» Records to use:
▬▬▬▬▬▬
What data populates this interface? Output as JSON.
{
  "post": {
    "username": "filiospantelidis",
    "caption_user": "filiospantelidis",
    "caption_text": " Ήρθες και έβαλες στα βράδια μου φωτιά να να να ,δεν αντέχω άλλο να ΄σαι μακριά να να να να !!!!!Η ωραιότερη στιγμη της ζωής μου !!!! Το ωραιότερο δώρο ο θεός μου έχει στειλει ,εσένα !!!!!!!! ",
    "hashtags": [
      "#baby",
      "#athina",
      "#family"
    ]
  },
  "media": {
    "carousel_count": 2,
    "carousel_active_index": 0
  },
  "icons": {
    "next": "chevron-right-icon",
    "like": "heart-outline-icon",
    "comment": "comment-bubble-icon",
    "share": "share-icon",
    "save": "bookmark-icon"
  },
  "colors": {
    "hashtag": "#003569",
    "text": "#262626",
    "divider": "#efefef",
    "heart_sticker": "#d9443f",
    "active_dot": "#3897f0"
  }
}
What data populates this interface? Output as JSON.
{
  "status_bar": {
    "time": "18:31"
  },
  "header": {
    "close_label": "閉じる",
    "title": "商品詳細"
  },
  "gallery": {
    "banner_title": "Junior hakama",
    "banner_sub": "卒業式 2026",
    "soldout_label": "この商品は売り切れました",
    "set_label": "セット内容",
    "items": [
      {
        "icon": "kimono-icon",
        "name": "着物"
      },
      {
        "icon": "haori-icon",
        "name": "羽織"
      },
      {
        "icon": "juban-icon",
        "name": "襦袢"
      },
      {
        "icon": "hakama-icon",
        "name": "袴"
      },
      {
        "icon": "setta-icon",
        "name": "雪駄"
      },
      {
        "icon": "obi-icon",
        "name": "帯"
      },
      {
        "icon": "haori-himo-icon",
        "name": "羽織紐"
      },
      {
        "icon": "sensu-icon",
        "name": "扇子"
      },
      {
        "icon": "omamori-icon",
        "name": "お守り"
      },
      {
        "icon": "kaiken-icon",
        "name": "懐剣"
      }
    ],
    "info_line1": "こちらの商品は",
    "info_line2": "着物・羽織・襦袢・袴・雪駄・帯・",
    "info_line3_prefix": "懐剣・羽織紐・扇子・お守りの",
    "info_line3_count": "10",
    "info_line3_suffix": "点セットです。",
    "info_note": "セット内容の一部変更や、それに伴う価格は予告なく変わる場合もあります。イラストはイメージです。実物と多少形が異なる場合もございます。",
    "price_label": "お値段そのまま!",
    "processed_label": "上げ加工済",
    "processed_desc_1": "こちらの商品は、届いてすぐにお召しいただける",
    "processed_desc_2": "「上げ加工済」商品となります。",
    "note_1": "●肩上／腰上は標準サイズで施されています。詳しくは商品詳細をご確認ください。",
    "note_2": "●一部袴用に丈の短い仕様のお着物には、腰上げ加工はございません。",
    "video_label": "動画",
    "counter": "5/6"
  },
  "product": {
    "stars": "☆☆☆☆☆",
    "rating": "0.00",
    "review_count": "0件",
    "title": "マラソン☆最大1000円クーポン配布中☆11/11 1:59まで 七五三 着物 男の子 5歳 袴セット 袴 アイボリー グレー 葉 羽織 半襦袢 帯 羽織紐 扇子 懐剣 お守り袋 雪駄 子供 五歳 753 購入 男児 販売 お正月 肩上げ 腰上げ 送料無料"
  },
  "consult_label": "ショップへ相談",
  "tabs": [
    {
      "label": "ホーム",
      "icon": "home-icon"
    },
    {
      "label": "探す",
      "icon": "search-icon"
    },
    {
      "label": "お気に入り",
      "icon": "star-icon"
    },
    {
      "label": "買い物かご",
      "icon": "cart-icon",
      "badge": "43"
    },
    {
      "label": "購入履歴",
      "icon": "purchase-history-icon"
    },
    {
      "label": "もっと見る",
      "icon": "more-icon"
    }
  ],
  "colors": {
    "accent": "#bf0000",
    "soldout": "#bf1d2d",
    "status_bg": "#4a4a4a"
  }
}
▬▬▬▬▬▬
Transcribe every entry verbatim.

» Written solution:
What data populates this interface? Output as JSON.
{
  "post": {
    "username": "filiospantelidis",
    "caption_user": "filiospantelidis",
    "caption_text": " Ήρθες και έβαλες στα βράδια μου φωτιά να να να ,δεν αντέχω άλλο να ΄σαι μακριά να να να να !!!!!Η ωραιότερη στιγμη της ζωής μου !!!! Το ωραιότερο δώρο ο θεός μου έχει στειλει ,εσένα !!!!!!!! ",
    "hashtags": [
      "#baby",
      "#athina",
      "#family"
    ]
  },
  "media": {
    "carousel_count": 2,
    "carousel_active_index": 0
  },
  "icons": {
    "next": "chevron-right-icon",
    "like": "heart-outline-icon",
    "comment": "comment-bubble-icon",
    "share": "share-icon",
    "save": "bookmark-icon"
  },
  "colors": {
    "hashtag": "#003569",
    "text": "#262626",
    "divider": "#efefef",
    "heart_sticker": "#d9443f",
    "active_dot": "#3897f0"
  }
}
What data populates this interface? Output as JSON.
{
  "status_bar": {
    "time": "18:31"
  },
  "header": {
    "close_label": "閉じる",
    "title": "商品詳細"
  },
  "gallery": {
    "banner_title": "Junior hakama",
    "banner_sub": "卒業式 2026",
    "soldout_label": "この商品は売り切れました",
    "set_label": "セット内容",
    "items": [
      {
        "icon": "kimono-icon",
        "name": "着物"
      },
      {
        "icon": "haori-icon",
        "name": "羽織"
      },
      {
        "icon": "juban-icon",
        "name": "襦袢"
      },
      {
        "icon": "hakama-icon",
        "name": "袴"
      },
      {
        "icon": "setta-icon",
        "name": "雪駄"
      },
      {
        "icon": "obi-icon",
        "name": "帯"
      },
      {
        "icon": "haori-himo-icon",
        "name": "羽織紐"
      },
      {
        "icon": "sensu-icon",
        "name": "扇子"
      },
      {
        "icon": "omamori-icon",
        "name": "お守り"
      },
      {
        "icon": "kaiken-icon",
        "name": "懐剣"
      }
    ],
    "info_line1": "こちらの商品は",
    "info_line2": "着物・羽織・襦袢・袴・雪駄・帯・",
    "info_line3_prefix": "懐剣・羽織紐・扇子・お守りの",
    "info_line3_count": "10",
    "info_line3_suffix": "点セットです。",
    "info_note": "セット内容の一部変更や、それに伴う価格は予告なく変わる場合もあります。イラストはイメージです。実物と多少形が異なる場合もございます。",
    "price_label": "お値段そのまま!",
    "processed_label": "上げ加工済",
    "processed_desc_1": "こちらの商品は、届いてすぐにお召しいただける",
    "processed_desc_2": "「上げ加工済」商品となります。",
    "note_1": "●肩上／腰上は標準サイズで施されています。詳しくは商品詳細をご確認ください。",
    "note_2": "●一部袴用に丈の短い仕様のお着物には、腰上げ加工はございません。",
    "video_label": "動画",
    "counter": "5/6"
  },
  "product": {
    "stars": "☆☆☆☆☆",
    "rating": "0.00",
    "review_count": "0件",
    "title": "マラソン☆最大1000円クーポン配布中☆11/11 1:59まで 七五三 着物 男の子 5歳 袴セット 袴 アイボリー グレー 葉 羽織 半襦袢 帯 羽織紐 扇子 懐剣 お守り袋 雪駄 子供 五歳 753 購入 男児 販売 お正月 肩上げ 腰上げ 送料無料"
  },
  "consult_label": "ショップへ相談",
  "tabs": [
    {
      "label": "ホーム",
      "icon": "home-icon"
    },
    {
      "label": "探す",
      "icon": "search-icon"
    },
    {
      "label": "お気に入り",
      "icon": "star-icon"
    },
    {
      "label": "買い物かご",
      "icon": "cart-icon",
      "badge": "43"
    },
    {
      "label": "購入履歴",
      "icon": "purchase-history-icon"
    },
    {
      "label": "もっと見る",
      "icon": "more-icon"
    }
  ],
  "colors": {
    "accent": "#bf0000",
    "soldout": "#bf1d2d",
    "status_bg": "#4a4a4a"
  }
}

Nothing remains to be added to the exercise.